┌──

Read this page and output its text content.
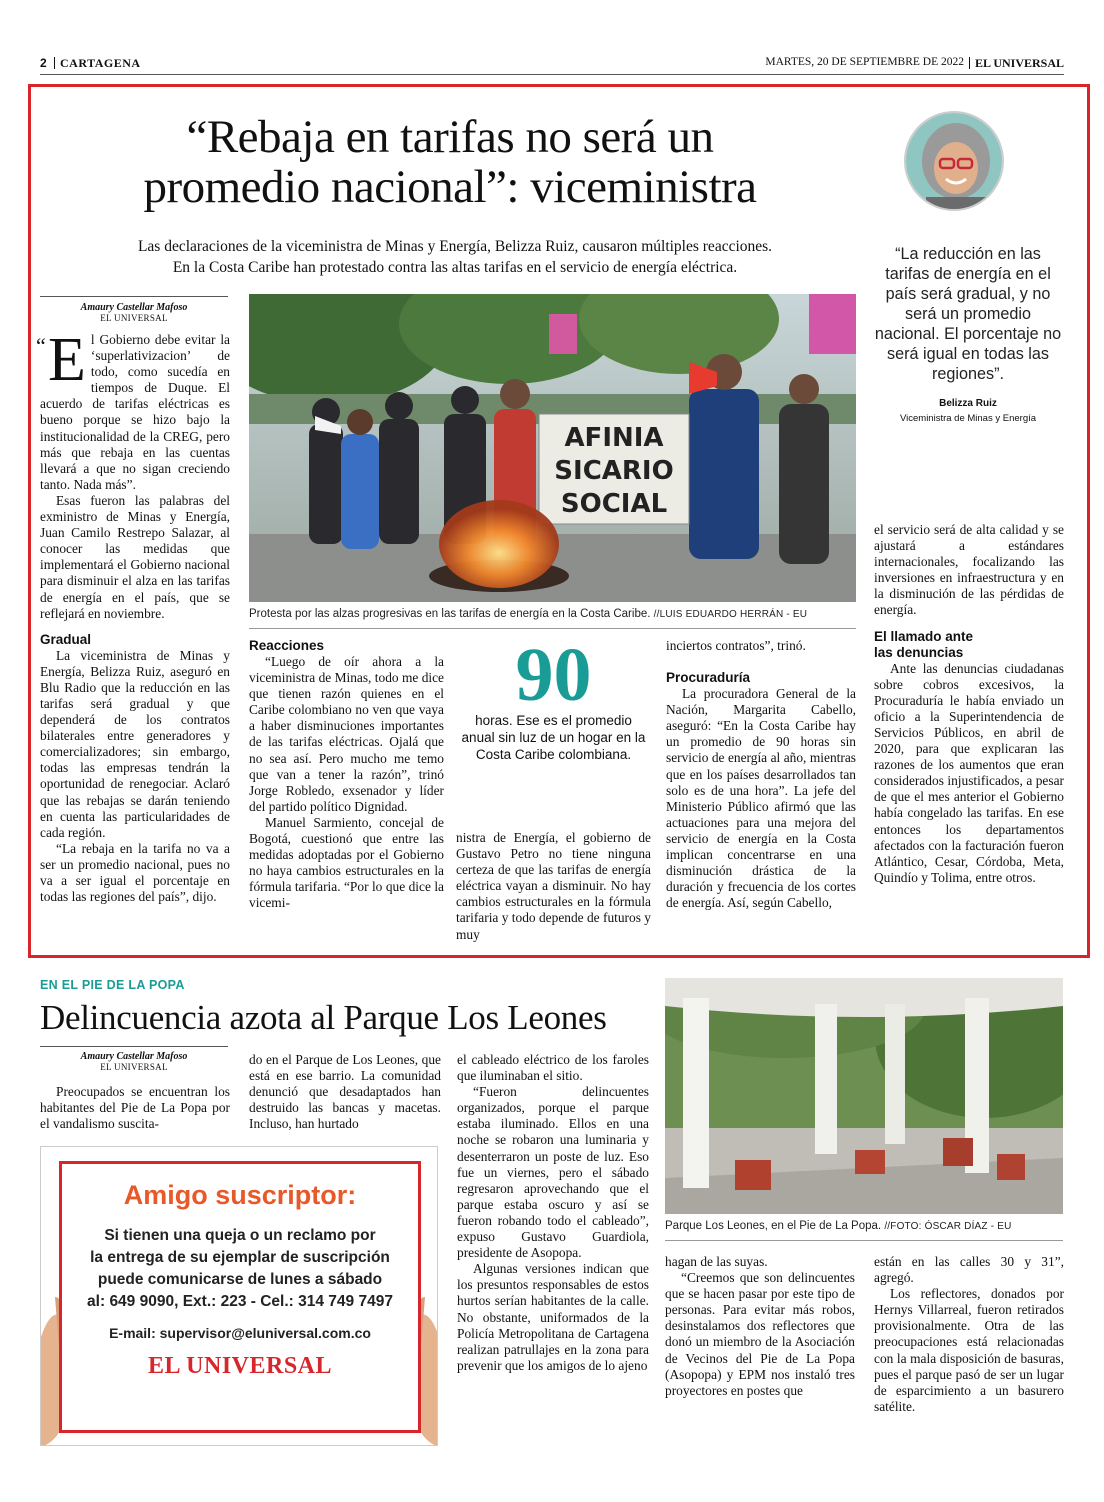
2 CARTAGENA	MARTES, 20 DE SEPTIEMBRE DE 2022 EL UNIVERSAL
“Rebaja en tarifas no será un
promedio nacional”: viceministra
Las declaraciones de la viceministra de Minas y Energía, Belizza Ruiz, causaron múltiples reacciones.
En la Costa Caribe han protestado contra las altas tarifas en el servicio de energía eléctrica.
Amaury Castellar Mafoso
EL UNIVERSAL

“ E l Gobierno debe evitar la ‘superlativizacion’ de todo, como sucedía en tiempos de Duque. El acuerdo de tarifas eléctricas es bueno porque se hizo bajo la institucionalidad de la CREG, pero más que rebaja en las cuentas llevará a que no sigan creciendo tanto. Nada más”.

Esas fueron las palabras del exministro de Minas y Energía, Juan Camilo Restrepo Salazar, al conocer las medidas que implementará el Gobierno nacional para disminuir el alza en las tarifas de energía en el país, que se reflejará en noviembre.

Gradual

La viceministra de Minas y Energía, Belizza Ruiz, aseguró en Blu Radio que la reducción en las tarifas será gradual y que dependerá de los contratos bilaterales entre generadores y comercializadores; sin embargo, todas las empresas tendrán la oportunidad de renegociar. Aclaró que las rebajas se darán teniendo en cuenta las particularidades de cada región.

“La rebaja en la tarifa no va a ser un promedio nacional, pues no va a ser igual el porcentaje en todas las regiones del país”, dijo.

AFINIA
SICARIO
SOCIAL
Protesta por las alzas progresivas en las tarifas de energía en la Costa Caribe. //LUIS EDUARDO HERRÁN - EU
Reacciones

“Luego de oír ahora a la viceministra de Minas, todo me dice que tienen razón quienes en el Caribe colombiano no ven que vaya a haber disminuciones importantes de las tarifas eléctricas. Ojalá que no sea así. Pero mucho me temo que van a tener la razón”, trinó Jorge Robledo, exsenador y líder del partido político Dignidad.

Manuel Sarmiento, concejal de Bogotá, cuestionó que entre las medidas adoptadas por el Gobierno no haya cambios estructurales en la fórmula tarifaria. “Por lo que dice la vicemi-

90
horas. Ese es el promedio anual sin luz de un hogar en la Costa Caribe colombiana.

nistra de Energía, el gobierno de Gustavo Petro no tiene ninguna certeza de que las tarifas de energía eléctrica vayan a disminuir. No hay cambios estructurales en la fórmula tarifaria y todo depende de futuros y muy

inciertos contratos”, trinó.

Procuraduría

La procuradora General de la Nación, Margarita Cabello, aseguró: “En la Costa Caribe hay un promedio de 90 horas sin servicio de energía al año, mientras que en los países desarrollados tan solo es de una hora”. La jefe del Ministerio Público afirmó que las actuaciones para una mejora del servicio de energía en la Costa implican concentrarse en una disminución drástica de la duración y frecuencia de los cortes de energía. Así, según Cabello,

“La reducción en las tarifas de energía en el país será gradual, y no será un promedio nacional. El porcentaje no será igual en todas las regiones”.
Belizza Ruiz
Viceministra de Minas y Energía

el servicio será de alta calidad y se ajustará a estándares internacionales, focalizando las inversiones en infraestructura y en la disminución de las pérdidas de energía.

El llamado ante
las denuncias

Ante las denuncias ciudadanas sobre cobros excesivos, la Procuraduría le había enviado un oficio a la Superintendencia de Servicios Públicos, en abril de 2020, para que explicaran las razones de los aumentos que eran considerados injustificados, a pesar de que el mes anterior el Gobierno había congelado las tarifas. En ese entonces los departamentos afectados con la facturación fueron Atlántico, Cesar, Córdoba, Meta, Quindío y Tolima, entre otros.

EN EL PIE DE LA POPA
Delincuencia azota al Parque Los Leones
Amaury Castellar Mafoso
EL UNIVERSAL

Preocupados se encuentran los habitantes del Pie de La Popa por el vandalismo suscita-

do en el Parque de Los Leones, que está en ese barrio. La comunidad denunció que desadaptados han destruido las bancas y macetas. Incluso, han hurtado

el cableado eléctrico de los faroles que iluminaban el sitio.

“Fueron delincuentes organizados, porque el parque estaba iluminado. Ellos en una noche se robaron una luminaria y desenterraron un poste de luz. Eso fue un viernes, pero el sábado regresaron aprovechando que el parque estaba oscuro y así se fueron robando todo el cableado”, expuso Gustavo Guardiola, presidente de Asopopa.

Algunas versiones indican que los presuntos responsables de estos hurtos serían habitantes de la calle. No obstante, uniformados de la Policía Metropolitana de Cartagena realizan patrullajes en la zona para prevenir que los amigos de lo ajeno

Parque Los Leones, en el Pie de La Popa. //FOTO: ÓSCAR DÍAZ - EU

hagan de las suyas.

“Creemos que son delincuentes que se hacen pasar por este tipo de personas. Para evitar más robos, desinstalamos dos reflectores que donó un miembro de la Asociación de Vecinos del Pie de La Popa (Asopopa) y EPM nos instaló tres proyectores en postes que

están en las calles 30 y 31”, agregó.

Los reflectores, donados por Hernys Villarreal, fueron retirados provisionalmente. Otra de las preocupaciones está relacionadas con la mala disposición de basuras, pues el parque pasó de ser un lugar de esparcimiento a un basurero satélite.

Amigo suscriptor:
Si tienen una queja o un reclamo por
la entrega de su ejemplar de suscripción
puede comunicarse de lunes a sábado
al: 649 9090, Ext.: 223 - Cel.: 314 749 7497
E-mail: supervisor@eluniversal.com.co
EL UNIVERSAL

└──

Exclude the images, then output the data above word for word.

*RESULT OF THE EXERCISE*
Read this page and output its text content.
2 CARTAGENA	MARTES, 20 DE SEPTIEMBRE DE 2022 EL UNIVERSAL
“Rebaja en tarifas no será un
promedio nacional”: viceministra
Las declaraciones de la viceministra de Minas y Energía, Belizza Ruiz, causaron múltiples reacciones.
En la Costa Caribe han protestado contra las altas tarifas en el servicio de energía eléctrica.
Amaury Castellar Mafoso
EL UNIVERSAL

“ E l Gobierno debe evitar la ‘superlativizacion’ de todo, como sucedía en tiempos de Duque. El acuerdo de tarifas eléctricas es bueno porque se hizo bajo la institucionalidad de la CREG, pero más que rebaja en las cuentas llevará a que no sigan creciendo tanto. Nada más”.

Esas fueron las palabras del exministro de Minas y Energía, Juan Camilo Restrepo Salazar, al conocer las medidas que implementará el Gobierno nacional para disminuir el alza en las tarifas de energía en el país, que se reflejará en noviembre.

Gradual

La viceministra de Minas y Energía, Belizza Ruiz, aseguró en Blu Radio que la reducción en las tarifas será gradual y que dependerá de los contratos bilaterales entre generadores y comercializadores; sin embargo, todas las empresas tendrán la oportunidad de renegociar. Aclaró que las rebajas se darán teniendo en cuenta las particularidades de cada región.

“La rebaja en la tarifa no va a ser un promedio nacional, pues no va a ser igual el porcentaje en todas las regiones del país”, dijo.

AFINIA
SICARIO
SOCIAL
Protesta por las alzas progresivas en las tarifas de energía en la Costa Caribe. //LUIS EDUARDO HERRÁN - EU
Reacciones

“Luego de oír ahora a la viceministra de Minas, todo me dice que tienen razón quienes en el Caribe colombiano no ven que vaya a haber disminuciones importantes de las tarifas eléctricas. Ojalá que no sea así. Pero mucho me temo que van a tener la razón”, trinó Jorge Robledo, exsenador y líder del partido político Dignidad.

Manuel Sarmiento, concejal de Bogotá, cuestionó que entre las medidas adoptadas por el Gobierno no haya cambios estructurales en la fórmula tarifaria. “Por lo que dice la vicemi-

90
horas. Ese es el promedio anual sin luz de un hogar en la Costa Caribe colombiana.

nistra de Energía, el gobierno de Gustavo Petro no tiene ninguna certeza de que las tarifas de energía eléctrica vayan a disminuir. No hay cambios estructurales en la fórmula tarifaria y todo depende de futuros y muy

inciertos contratos”, trinó.

Procuraduría

La procuradora General de la Nación, Margarita Cabello, aseguró: “En la Costa Caribe hay un promedio de 90 horas sin servicio de energía al año, mientras que en los países desarrollados tan solo es de una hora”. La jefe del Ministerio Público afirmó que las actuaciones para una mejora del servicio de energía en la Costa implican concentrarse en una disminución drástica de la duración y frecuencia de los cortes de energía. Así, según Cabello,

“La reducción en las tarifas de energía en el país será gradual, y no será un promedio nacional. El porcentaje no será igual en todas las regiones”.
Belizza Ruiz
Viceministra de Minas y Energía

el servicio será de alta calidad y se ajustará a estándares internacionales, focalizando las inversiones en infraestructura y en la disminución de las pérdidas de energía.

El llamado ante
las denuncias

Ante las denuncias ciudadanas sobre cobros excesivos, la Procuraduría le había enviado un oficio a la Superintendencia de Servicios Públicos, en abril de 2020, para que explicaran las razones de los aumentos que eran considerados injustificados, a pesar de que el mes anterior el Gobierno había congelado las tarifas. En ese entonces los departamentos afectados con la facturación fueron Atlántico, Cesar, Córdoba, Meta, Quindío y Tolima, entre otros.

EN EL PIE DE LA POPA
Delincuencia azota al Parque Los Leones
Amaury Castellar Mafoso
EL UNIVERSAL

Preocupados se encuentran los habitantes del Pie de La Popa por el vandalismo suscita-

do en el Parque de Los Leones, que está en ese barrio. La comunidad denunció que desadaptados han destruido las bancas y macetas. Incluso, han hurtado

el cableado eléctrico de los faroles que iluminaban el sitio.

“Fueron delincuentes organizados, porque el parque estaba iluminado. Ellos en una noche se robaron una luminaria y desenterraron un poste de luz. Eso fue un viernes, pero el sábado regresaron aprovechando que el parque estaba oscuro y así se fueron robando todo el cableado”, expuso Gustavo Guardiola, presidente de Asopopa.

Algunas versiones indican que los presuntos responsables de estos hurtos serían habitantes de la calle. No obstante, uniformados de la Policía Metropolitana de Cartagena realizan patrullajes en la zona para prevenir que los amigos de lo ajeno

Parque Los Leones, en el Pie de La Popa. //FOTO: ÓSCAR DÍAZ - EU

hagan de las suyas.

“Creemos que son delincuentes que se hacen pasar por este tipo de personas. Para evitar más robos, desinstalamos dos reflectores que donó un miembro de la Asociación de Vecinos del Pie de La Popa (Asopopa) y EPM nos instaló tres proyectores en postes que

están en las calles 30 y 31”, agregó.

Los reflectores, donados por Hernys Villarreal, fueron retirados provisionalmente. Otra de las preocupaciones está relacionadas con la mala disposición de basuras, pues el parque pasó de ser un lugar de esparcimiento a un basurero satélite.

Amigo suscriptor:
Si tienen una queja o un reclamo por
la entrega de su ejemplar de suscripción
puede comunicarse de lunes a sábado
al: 649 9090, Ext.: 223 - Cel.: 314 749 7497
E-mail: supervisor@eluniversal.com.co
EL UNIVERSAL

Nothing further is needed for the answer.